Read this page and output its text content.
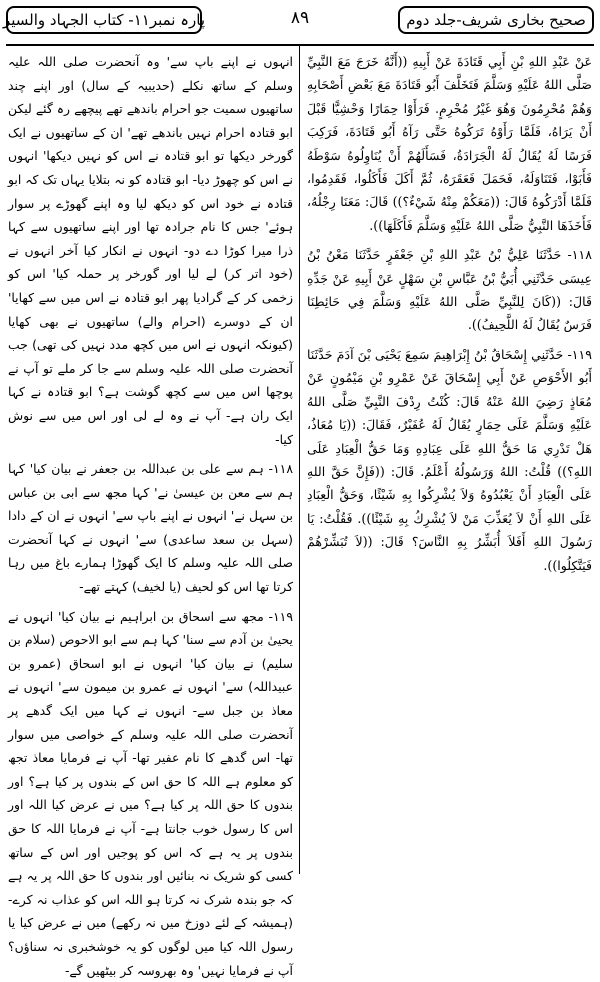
صحیح بخاری شریف-جلد دوم
۸۹
پارہ نمبر۱۱- کتاب الجہاد والسیر

عَنْ عَبْدِ اللهِ بْنِ أَبِي قَتَادَةَ عَنْ أَبِيهِ ((أَنَّهُ خَرَجَ مَعَ النَّبِيِّ صَلَّى اللهُ عَلَيْهِ وَسَلَّمَ فَتَخَلَّفَ أَبُو قَتَادَةَ مَعَ بَعْضِ أَصْحَابِهِ وَهُمْ مُحْرِمُونَ وَهُوَ غَيْرُ مُحْرِمٍ. فَرَأَوْا حِمَارًا وَحْشِيًّا قَبْلَ أَنْ يَرَاهُ، فَلَمَّا رَأَوْهُ تَرَكُوهُ حَتَّى رَآهُ أَبُو قَتَادَةَ، فَرَكِبَ فَرَسًا لَهُ يُقَالُ لَهُ الْجَرَادَةُ، فَسَأَلَهُمْ أَنْ يُنَاوِلُوهُ سَوْطَهُ فَأَبَوْا، فَتَنَاوَلَهُ، فَحَمَلَ فَعَقَرَهُ، ثُمَّ أَكَلَ فَأَكَلُوا، فَقَدِمُوا، فَلَمَّا أَدْرَكُوهُ قَالَ: ((مَعَكُمْ مِنْهُ شَيْءٌ؟)) قَالَ: مَعَنَا رِجْلُهُ، فَأَخَذَهَا النَّبِيُّ صَلَّى اللهُ عَلَيْهِ وَسَلَّمَ فَأَكَلَهَا)).

۱۱۸- حَدَّثَنَا عَلِيُّ بْنُ عَبْدِ اللهِ بْنِ جَعْفَرٍ حَدَّثَنَا مَعْنُ بْنُ عِيسَى حَدَّثَنِي أُبَيُّ بْنُ عَبَّاسِ بْنِ سَهْلٍ عَنْ أَبِيهِ عَنْ جَدِّهِ قَالَ: ((كَانَ لِلنَّبِيِّ صَلَّى اللهُ عَلَيْهِ وَسَلَّمَ فِي حَائِطِنَا فَرَسٌ يُقَالُ لَهُ اللَّحِيفُ)).

۱۱۹- حَدَّثَنِي إِسْحَاقُ بْنُ إِبْرَاهِيمَ سَمِعَ يَحْيَى بْنَ آدَمَ حَدَّثَنَا أَبُو الأَحْوَصِ عَنْ أَبِي إِسْحَاقَ عَنْ عَمْرِو بْنِ مَيْمُونٍ عَنْ مُعَاذٍ رَضِيَ اللهُ عَنْهُ قَالَ: كُنْتُ رِدْفَ النَّبِيِّ صَلَّى اللهُ عَلَيْهِ وَسَلَّمَ عَلَى حِمَارٍ يُقَالُ لَهُ عُفَيْرٌ، فَقَالَ: ((يَا مُعَاذُ، هَلْ تَدْرِي مَا حَقُّ اللهِ عَلَى عِبَادِهِ وَمَا حَقُّ الْعِبَادِ عَلَى اللهِ؟)) قُلْتُ: اللهُ وَرَسُولُهُ أَعْلَمُ. قَالَ: ((فَإِنَّ حَقَّ اللهِ عَلَى الْعِبَادِ أَنْ يَعْبُدُوهُ وَلاَ يُشْرِكُوا بِهِ شَيْئًا، وَحَقُّ الْعِبَادِ عَلَى اللهِ أَنْ لاَ يُعَذِّبَ مَنْ لاَ يُشْرِكُ بِهِ شَيْئًا)). فَقُلْتُ: يَا رَسُولَ اللهِ أَفَلاَ أُبَشِّرُ بِهِ النَّاسَ؟ قَالَ: ((لاَ تُبَشِّرْهُمْ فَيَتَّكِلُوا)).

انہوں نے اپنے باپ سے' وہ آنحضرت صلی اللہ علیہ وسلم کے ساتھ نکلے (حدیبیہ کے سال) اور اپنے چند ساتھیوں سمیت جو احرام باندھے تھے پیچھے رہ گئے لیکن ابو قتادہ احرام نہیں باندھے تھے' ان کے ساتھیوں نے ایک گورخر دیکھا تو ابو قتادہ نے اس کو نہیں دیکھا' انہوں نے اس کو چھوڑ دیا- ابو قتادہ کو نہ بتلایا یہاں تک کہ ابو قتادہ نے خود اس کو دیکھ لیا وہ اپنے گھوڑے پر سوار ہوئے' جس کا نام جرادہ تھا اور اپنے ساتھیوں سے کہا ذرا میرا کوڑا دے دو- انہوں نے انکار کیا آخر انہوں نے (خود اتر کر) لے لیا اور گورخر پر حملہ کیا' اس کو زخمی کر کے گرادیا پھر ابو قتادہ نے اس میں سے کھایا' ان کے دوسرے (احرام والے) ساتھیوں نے بھی کھایا (کیونکہ انہوں نے اس میں کچھ مدد نہیں کی تھی) جب آنحضرت صلی اللہ علیہ وسلم سے جا کر ملے تو آپ نے پوچھا اس میں سے کچھ گوشت ہے؟ ابو قتادہ نے کہا ایک ران ہے- آپ نے وہ لے لی اور اس میں سے نوش کیا-

۱۱۸- ہم سے علی بن عبداللہ بن جعفر نے بیان کیا' کہا ہم سے معن بن عیسیٰ نے' کہا مجھ سے ابی بن عباس بن سہل نے' انہوں نے اپنے باپ سے' انہوں نے ان کے دادا (سہل بن سعد ساعدی) سے' انہوں نے کہا آنحضرت صلی اللہ علیہ وسلم کا ایک گھوڑا ہمارے باغ میں رہا کرتا تھا اس کو لحیف (یا لخیف) کہتے تھے-

۱۱۹- مجھ سے اسحاق بن ابراہیم نے بیان کیا' انہوں نے یحییٰ بن آدم سے سنا' کہا ہم سے ابو الاحوص (سلام بن سلیم) نے بیان کیا' انہوں نے ابو اسحاق (عمرو بن عبیداللہ) سے' انہوں نے عمرو بن میمون سے' انہوں نے معاذ بن جبل سے- انہوں نے کہا میں ایک گدھے پر آنحضرت صلی اللہ علیہ وسلم کے خواصی میں سوار تھا- اس گدھے کا نام عفیر تھا- آپ نے فرمایا معاذ تجھ کو معلوم ہے اللہ کا حق اس کے بندوں پر کیا ہے؟ اور بندوں کا حق اللہ پر کیا ہے؟ میں نے عرض کیا اللہ اور اس کا رسول خوب جانتا ہے- آپ نے فرمایا اللہ کا حق بندوں پر یہ ہے کہ اس کو پوجیں اور اس کے ساتھ کسی کو شریک نہ بنائیں اور بندوں کا حق اللہ پر یہ ہے کہ جو بندہ شرک نہ کرتا ہو اللہ اس کو عذاب نہ کرے- (ہمیشہ کے لئے دوزخ میں نہ رکھے) میں نے عرض کیا یا رسول اللہ کیا میں لوگوں کو یہ خوشخبری نہ سناؤں؟ آپ نے فرمایا نہیں' وہ بھروسہ کر بیٹھیں گے-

# # # # #

■ WHAT TO WORK ON ■
Copy every entry word for word, but omit the pictures.

■ WRITTEN SOLUTION ■
Read this page and output its text content.
صحیح بخاری شریف-جلد دوم
۸۹
پارہ نمبر۱۱- کتاب الجہاد والسیر

عَنْ عَبْدِ اللهِ بْنِ أَبِي قَتَادَةَ عَنْ أَبِيهِ ((أَنَّهُ خَرَجَ مَعَ النَّبِيِّ صَلَّى اللهُ عَلَيْهِ وَسَلَّمَ فَتَخَلَّفَ أَبُو قَتَادَةَ مَعَ بَعْضِ أَصْحَابِهِ وَهُمْ مُحْرِمُونَ وَهُوَ غَيْرُ مُحْرِمٍ. فَرَأَوْا حِمَارًا وَحْشِيًّا قَبْلَ أَنْ يَرَاهُ، فَلَمَّا رَأَوْهُ تَرَكُوهُ حَتَّى رَآهُ أَبُو قَتَادَةَ، فَرَكِبَ فَرَسًا لَهُ يُقَالُ لَهُ الْجَرَادَةُ، فَسَأَلَهُمْ أَنْ يُنَاوِلُوهُ سَوْطَهُ فَأَبَوْا، فَتَنَاوَلَهُ، فَحَمَلَ فَعَقَرَهُ، ثُمَّ أَكَلَ فَأَكَلُوا، فَقَدِمُوا، فَلَمَّا أَدْرَكُوهُ قَالَ: ((مَعَكُمْ مِنْهُ شَيْءٌ؟)) قَالَ: مَعَنَا رِجْلُهُ، فَأَخَذَهَا النَّبِيُّ صَلَّى اللهُ عَلَيْهِ وَسَلَّمَ فَأَكَلَهَا)).

۱۱۸- حَدَّثَنَا عَلِيُّ بْنُ عَبْدِ اللهِ بْنِ جَعْفَرٍ حَدَّثَنَا مَعْنُ بْنُ عِيسَى حَدَّثَنِي أُبَيُّ بْنُ عَبَّاسِ بْنِ سَهْلٍ عَنْ أَبِيهِ عَنْ جَدِّهِ قَالَ: ((كَانَ لِلنَّبِيِّ صَلَّى اللهُ عَلَيْهِ وَسَلَّمَ فِي حَائِطِنَا فَرَسٌ يُقَالُ لَهُ اللَّحِيفُ)).

۱۱۹- حَدَّثَنِي إِسْحَاقُ بْنُ إِبْرَاهِيمَ سَمِعَ يَحْيَى بْنَ آدَمَ حَدَّثَنَا أَبُو الأَحْوَصِ عَنْ أَبِي إِسْحَاقَ عَنْ عَمْرِو بْنِ مَيْمُونٍ عَنْ مُعَاذٍ رَضِيَ اللهُ عَنْهُ قَالَ: كُنْتُ رِدْفَ النَّبِيِّ صَلَّى اللهُ عَلَيْهِ وَسَلَّمَ عَلَى حِمَارٍ يُقَالُ لَهُ عُفَيْرٌ، فَقَالَ: ((يَا مُعَاذُ، هَلْ تَدْرِي مَا حَقُّ اللهِ عَلَى عِبَادِهِ وَمَا حَقُّ الْعِبَادِ عَلَى اللهِ؟)) قُلْتُ: اللهُ وَرَسُولُهُ أَعْلَمُ. قَالَ: ((فَإِنَّ حَقَّ اللهِ عَلَى الْعِبَادِ أَنْ يَعْبُدُوهُ وَلاَ يُشْرِكُوا بِهِ شَيْئًا، وَحَقُّ الْعِبَادِ عَلَى اللهِ أَنْ لاَ يُعَذِّبَ مَنْ لاَ يُشْرِكُ بِهِ شَيْئًا)). فَقُلْتُ: يَا رَسُولَ اللهِ أَفَلاَ أُبَشِّرُ بِهِ النَّاسَ؟ قَالَ: ((لاَ تُبَشِّرْهُمْ فَيَتَّكِلُوا)).

انہوں نے اپنے باپ سے' وہ آنحضرت صلی اللہ علیہ وسلم کے ساتھ نکلے (حدیبیہ کے سال) اور اپنے چند ساتھیوں سمیت جو احرام باندھے تھے پیچھے رہ گئے لیکن ابو قتادہ احرام نہیں باندھے تھے' ان کے ساتھیوں نے ایک گورخر دیکھا تو ابو قتادہ نے اس کو نہیں دیکھا' انہوں نے اس کو چھوڑ دیا- ابو قتادہ کو نہ بتلایا یہاں تک کہ ابو قتادہ نے خود اس کو دیکھ لیا وہ اپنے گھوڑے پر سوار ہوئے' جس کا نام جرادہ تھا اور اپنے ساتھیوں سے کہا ذرا میرا کوڑا دے دو- انہوں نے انکار کیا آخر انہوں نے (خود اتر کر) لے لیا اور گورخر پر حملہ کیا' اس کو زخمی کر کے گرادیا پھر ابو قتادہ نے اس میں سے کھایا' ان کے دوسرے (احرام والے) ساتھیوں نے بھی کھایا (کیونکہ انہوں نے اس میں کچھ مدد نہیں کی تھی) جب آنحضرت صلی اللہ علیہ وسلم سے جا کر ملے تو آپ نے پوچھا اس میں سے کچھ گوشت ہے؟ ابو قتادہ نے کہا ایک ران ہے- آپ نے وہ لے لی اور اس میں سے نوش کیا-

۱۱۸- ہم سے علی بن عبداللہ بن جعفر نے بیان کیا' کہا ہم سے معن بن عیسیٰ نے' کہا مجھ سے ابی بن عباس بن سہل نے' انہوں نے اپنے باپ سے' انہوں نے ان کے دادا (سہل بن سعد ساعدی) سے' انہوں نے کہا آنحضرت صلی اللہ علیہ وسلم کا ایک گھوڑا ہمارے باغ میں رہا کرتا تھا اس کو لحیف (یا لخیف) کہتے تھے-

۱۱۹- مجھ سے اسحاق بن ابراہیم نے بیان کیا' انہوں نے یحییٰ بن آدم سے سنا' کہا ہم سے ابو الاحوص (سلام بن سلیم) نے بیان کیا' انہوں نے ابو اسحاق (عمرو بن عبیداللہ) سے' انہوں نے عمرو بن میمون سے' انہوں نے معاذ بن جبل سے- انہوں نے کہا میں ایک گدھے پر آنحضرت صلی اللہ علیہ وسلم کے خواصی میں سوار تھا- اس گدھے کا نام عفیر تھا- آپ نے فرمایا معاذ تجھ کو معلوم ہے اللہ کا حق اس کے بندوں پر کیا ہے؟ اور بندوں کا حق اللہ پر کیا ہے؟ میں نے عرض کیا اللہ اور اس کا رسول خوب جانتا ہے- آپ نے فرمایا اللہ کا حق بندوں پر یہ ہے کہ اس کو پوجیں اور اس کے ساتھ کسی کو شریک نہ بنائیں اور بندوں کا حق اللہ پر یہ ہے کہ جو بندہ شرک نہ کرتا ہو اللہ اس کو عذاب نہ کرے- (ہمیشہ کے لئے دوزخ میں نہ رکھے) میں نے عرض کیا یا رسول اللہ کیا میں لوگوں کو یہ خوشخبری نہ سناؤں؟ آپ نے فرمایا نہیں' وہ بھروسہ کر بیٹھیں گے-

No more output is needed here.